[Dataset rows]
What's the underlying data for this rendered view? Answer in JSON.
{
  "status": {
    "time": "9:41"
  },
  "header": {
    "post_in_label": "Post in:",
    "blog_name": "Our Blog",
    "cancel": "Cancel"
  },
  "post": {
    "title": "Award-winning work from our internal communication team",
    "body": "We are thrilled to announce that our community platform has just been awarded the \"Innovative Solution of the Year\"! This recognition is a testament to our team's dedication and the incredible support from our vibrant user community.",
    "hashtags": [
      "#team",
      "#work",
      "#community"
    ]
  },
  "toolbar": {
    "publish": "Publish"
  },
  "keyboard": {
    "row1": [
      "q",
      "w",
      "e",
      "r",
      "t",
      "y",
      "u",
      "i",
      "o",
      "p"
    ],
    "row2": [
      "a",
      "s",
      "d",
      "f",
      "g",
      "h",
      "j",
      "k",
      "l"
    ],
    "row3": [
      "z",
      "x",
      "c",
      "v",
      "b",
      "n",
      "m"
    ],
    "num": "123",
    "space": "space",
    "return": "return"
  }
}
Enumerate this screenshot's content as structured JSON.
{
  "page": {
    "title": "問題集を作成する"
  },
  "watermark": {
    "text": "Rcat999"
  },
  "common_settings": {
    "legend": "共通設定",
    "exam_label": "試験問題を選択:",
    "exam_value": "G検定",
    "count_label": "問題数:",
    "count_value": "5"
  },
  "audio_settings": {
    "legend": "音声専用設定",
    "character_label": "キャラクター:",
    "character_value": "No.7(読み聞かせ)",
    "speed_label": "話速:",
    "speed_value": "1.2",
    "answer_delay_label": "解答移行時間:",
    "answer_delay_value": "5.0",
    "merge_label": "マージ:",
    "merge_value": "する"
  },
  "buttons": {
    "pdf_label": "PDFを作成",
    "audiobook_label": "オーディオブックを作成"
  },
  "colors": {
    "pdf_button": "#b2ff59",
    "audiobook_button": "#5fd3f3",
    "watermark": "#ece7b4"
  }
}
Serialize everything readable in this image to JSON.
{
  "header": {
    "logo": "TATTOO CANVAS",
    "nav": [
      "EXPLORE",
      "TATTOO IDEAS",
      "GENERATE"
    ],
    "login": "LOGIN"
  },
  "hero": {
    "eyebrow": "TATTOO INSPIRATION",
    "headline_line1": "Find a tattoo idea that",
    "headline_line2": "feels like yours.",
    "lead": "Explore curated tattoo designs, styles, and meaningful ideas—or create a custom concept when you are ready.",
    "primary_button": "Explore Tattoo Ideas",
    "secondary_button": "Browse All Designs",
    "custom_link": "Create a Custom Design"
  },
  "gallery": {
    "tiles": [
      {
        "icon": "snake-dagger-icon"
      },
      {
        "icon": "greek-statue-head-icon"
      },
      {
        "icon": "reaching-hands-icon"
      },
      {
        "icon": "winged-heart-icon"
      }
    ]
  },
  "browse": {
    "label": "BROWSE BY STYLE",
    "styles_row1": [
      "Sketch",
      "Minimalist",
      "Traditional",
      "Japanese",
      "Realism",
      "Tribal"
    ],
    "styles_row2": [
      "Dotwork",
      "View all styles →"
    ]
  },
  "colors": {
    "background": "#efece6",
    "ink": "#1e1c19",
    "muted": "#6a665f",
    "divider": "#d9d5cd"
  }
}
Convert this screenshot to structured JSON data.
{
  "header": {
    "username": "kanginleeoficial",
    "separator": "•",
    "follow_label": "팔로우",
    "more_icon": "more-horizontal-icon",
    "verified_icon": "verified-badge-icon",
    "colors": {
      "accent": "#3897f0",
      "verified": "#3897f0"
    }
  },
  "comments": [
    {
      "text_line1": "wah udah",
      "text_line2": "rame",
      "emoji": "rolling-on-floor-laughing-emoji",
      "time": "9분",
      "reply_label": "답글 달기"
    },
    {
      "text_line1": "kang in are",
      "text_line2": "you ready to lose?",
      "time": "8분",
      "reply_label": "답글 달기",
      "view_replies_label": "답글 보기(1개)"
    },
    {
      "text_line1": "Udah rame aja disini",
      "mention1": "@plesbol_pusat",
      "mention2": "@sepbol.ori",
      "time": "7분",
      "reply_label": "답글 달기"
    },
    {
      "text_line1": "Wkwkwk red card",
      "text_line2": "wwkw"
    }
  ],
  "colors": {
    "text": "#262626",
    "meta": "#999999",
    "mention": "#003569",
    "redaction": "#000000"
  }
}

■ DESCRIPTION OF THE TASK
Copy every line verbatim.

■ RESPONSE TO THE TASK
What's the underlying data for this rendered view? Answer in JSON.
{
  "status": {
    "time": "9:41"
  },
  "header": {
    "post_in_label": "Post in:",
    "blog_name": "Our Blog",
    "cancel": "Cancel"
  },
  "post": {
    "title": "Award-winning work from our internal communication team",
    "body": "We are thrilled to announce that our community platform has just been awarded the \"Innovative Solution of the Year\"! This recognition is a testament to our team's dedication and the incredible support from our vibrant user community.",
    "hashtags": [
      "#team",
      "#work",
      "#community"
    ]
  },
  "toolbar": {
    "publish": "Publish"
  },
  "keyboard": {
    "row1": [
      "q",
      "w",
      "e",
      "r",
      "t",
      "y",
      "u",
      "i",
      "o",
      "p"
    ],
    "row2": [
      "a",
      "s",
      "d",
      "f",
      "g",
      "h",
      "j",
      "k",
      "l"
    ],
    "row3": [
      "z",
      "x",
      "c",
      "v",
      "b",
      "n",
      "m"
    ],
    "num": "123",
    "space": "space",
    "return": "return"
  }
}
Enumerate this screenshot's content as structured JSON.
{
  "page": {
    "title": "問題集を作成する"
  },
  "watermark": {
    "text": "Rcat999"
  },
  "common_settings": {
    "legend": "共通設定",
    "exam_label": "試験問題を選択:",
    "exam_value": "G検定",
    "count_label": "問題数:",
    "count_value": "5"
  },
  "audio_settings": {
    "legend": "音声専用設定",
    "character_label": "キャラクター:",
    "character_value": "No.7(読み聞かせ)",
    "speed_label": "話速:",
    "speed_value": "1.2",
    "answer_delay_label": "解答移行時間:",
    "answer_delay_value": "5.0",
    "merge_label": "マージ:",
    "merge_value": "する"
  },
  "buttons": {
    "pdf_label": "PDFを作成",
    "audiobook_label": "オーディオブックを作成"
  },
  "colors": {
    "pdf_button": "#b2ff59",
    "audiobook_button": "#5fd3f3",
    "watermark": "#ece7b4"
  }
}
Serialize everything readable in this image to JSON.
{
  "header": {
    "logo": "TATTOO CANVAS",
    "nav": [
      "EXPLORE",
      "TATTOO IDEAS",
      "GENERATE"
    ],
    "login": "LOGIN"
  },
  "hero": {
    "eyebrow": "TATTOO INSPIRATION",
    "headline_line1": "Find a tattoo idea that",
    "headline_line2": "feels like yours.",
    "lead": "Explore curated tattoo designs, styles, and meaningful ideas—or create a custom concept when you are ready.",
    "primary_button": "Explore Tattoo Ideas",
    "secondary_button": "Browse All Designs",
    "custom_link": "Create a Custom Design"
  },
  "gallery": {
    "tiles": [
      {
        "icon": "snake-dagger-icon"
      },
      {
        "icon": "greek-statue-head-icon"
      },
      {
        "icon": "reaching-hands-icon"
      },
      {
        "icon": "winged-heart-icon"
      }
    ]
  },
  "browse": {
    "label": "BROWSE BY STYLE",
    "styles_row1": [
      "Sketch",
      "Minimalist",
      "Traditional",
      "Japanese",
      "Realism",
      "Tribal"
    ],
    "styles_row2": [
      "Dotwork",
      "View all styles →"
    ]
  },
  "colors": {
    "background": "#efece6",
    "ink": "#1e1c19",
    "muted": "#6a665f",
    "divider": "#d9d5cd"
  }
}
Convert this screenshot to structured JSON data.
{
  "header": {
    "username": "kanginleeoficial",
    "separator": "•",
    "follow_label": "팔로우",
    "more_icon": "more-horizontal-icon",
    "verified_icon": "verified-badge-icon",
    "colors": {
      "accent": "#3897f0",
      "verified": "#3897f0"
    }
  },
  "comments": [
    {
      "text_line1": "wah udah",
      "text_line2": "rame",
      "emoji": "rolling-on-floor-laughing-emoji",
      "time": "9분",
      "reply_label": "답글 달기"
    },
    {
      "text_line1": "kang in are",
      "text_line2": "you ready to lose?",
      "time": "8분",
      "reply_label": "답글 달기",
      "view_replies_label": "답글 보기(1개)"
    },
    {
      "text_line1": "Udah rame aja disini",
      "mention1": "@plesbol_pusat",
      "mention2": "@sepbol.ori",
      "time": "7분",
      "reply_label": "답글 달기"
    },
    {
      "text_line1": "Wkwkwk red card",
      "text_line2": "wwkw"
    }
  ],
  "colors": {
    "text": "#262626",
    "meta": "#999999",
    "mention": "#003569",
    "redaction": "#000000"
  }
}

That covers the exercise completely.